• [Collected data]
○ ○ ○ ○ ○
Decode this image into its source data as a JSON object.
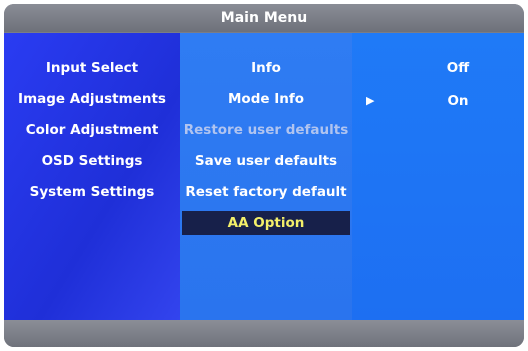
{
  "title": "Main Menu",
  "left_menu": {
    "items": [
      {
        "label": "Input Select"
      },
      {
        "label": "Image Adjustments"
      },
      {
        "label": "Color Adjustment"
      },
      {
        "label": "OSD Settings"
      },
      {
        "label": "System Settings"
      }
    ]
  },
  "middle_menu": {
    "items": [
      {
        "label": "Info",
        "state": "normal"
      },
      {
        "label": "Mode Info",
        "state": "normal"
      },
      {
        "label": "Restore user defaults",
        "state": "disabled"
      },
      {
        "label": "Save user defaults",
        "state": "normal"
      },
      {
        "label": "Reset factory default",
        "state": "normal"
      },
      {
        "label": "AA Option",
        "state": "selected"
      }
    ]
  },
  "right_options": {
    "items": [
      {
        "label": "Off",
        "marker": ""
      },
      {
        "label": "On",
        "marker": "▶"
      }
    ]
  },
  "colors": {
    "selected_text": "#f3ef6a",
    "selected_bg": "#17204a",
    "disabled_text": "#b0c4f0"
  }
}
○ ○ ○ ○ ○
• [TASK DETAILS] Transcribe each line above verbatim, with the pictures left out.

• [PROBLEM SOLUTION]
Decode this image into its source data as a JSON object.
{
  "title": "Main Menu",
  "left_menu": {
    "items": [
      {
        "label": "Input Select"
      },
      {
        "label": "Image Adjustments"
      },
      {
        "label": "Color Adjustment"
      },
      {
        "label": "OSD Settings"
      },
      {
        "label": "System Settings"
      }
    ]
  },
  "middle_menu": {
    "items": [
      {
        "label": "Info",
        "state": "normal"
      },
      {
        "label": "Mode Info",
        "state": "normal"
      },
      {
        "label": "Restore user defaults",
        "state": "disabled"
      },
      {
        "label": "Save user defaults",
        "state": "normal"
      },
      {
        "label": "Reset factory default",
        "state": "normal"
      },
      {
        "label": "AA Option",
        "state": "selected"
      }
    ]
  },
  "right_options": {
    "items": [
      {
        "label": "Off",
        "marker": ""
      },
      {
        "label": "On",
        "marker": "▶"
      }
    ]
  },
  "colors": {
    "selected_text": "#f3ef6a",
    "selected_bg": "#17204a",
    "disabled_text": "#b0c4f0"
  }
}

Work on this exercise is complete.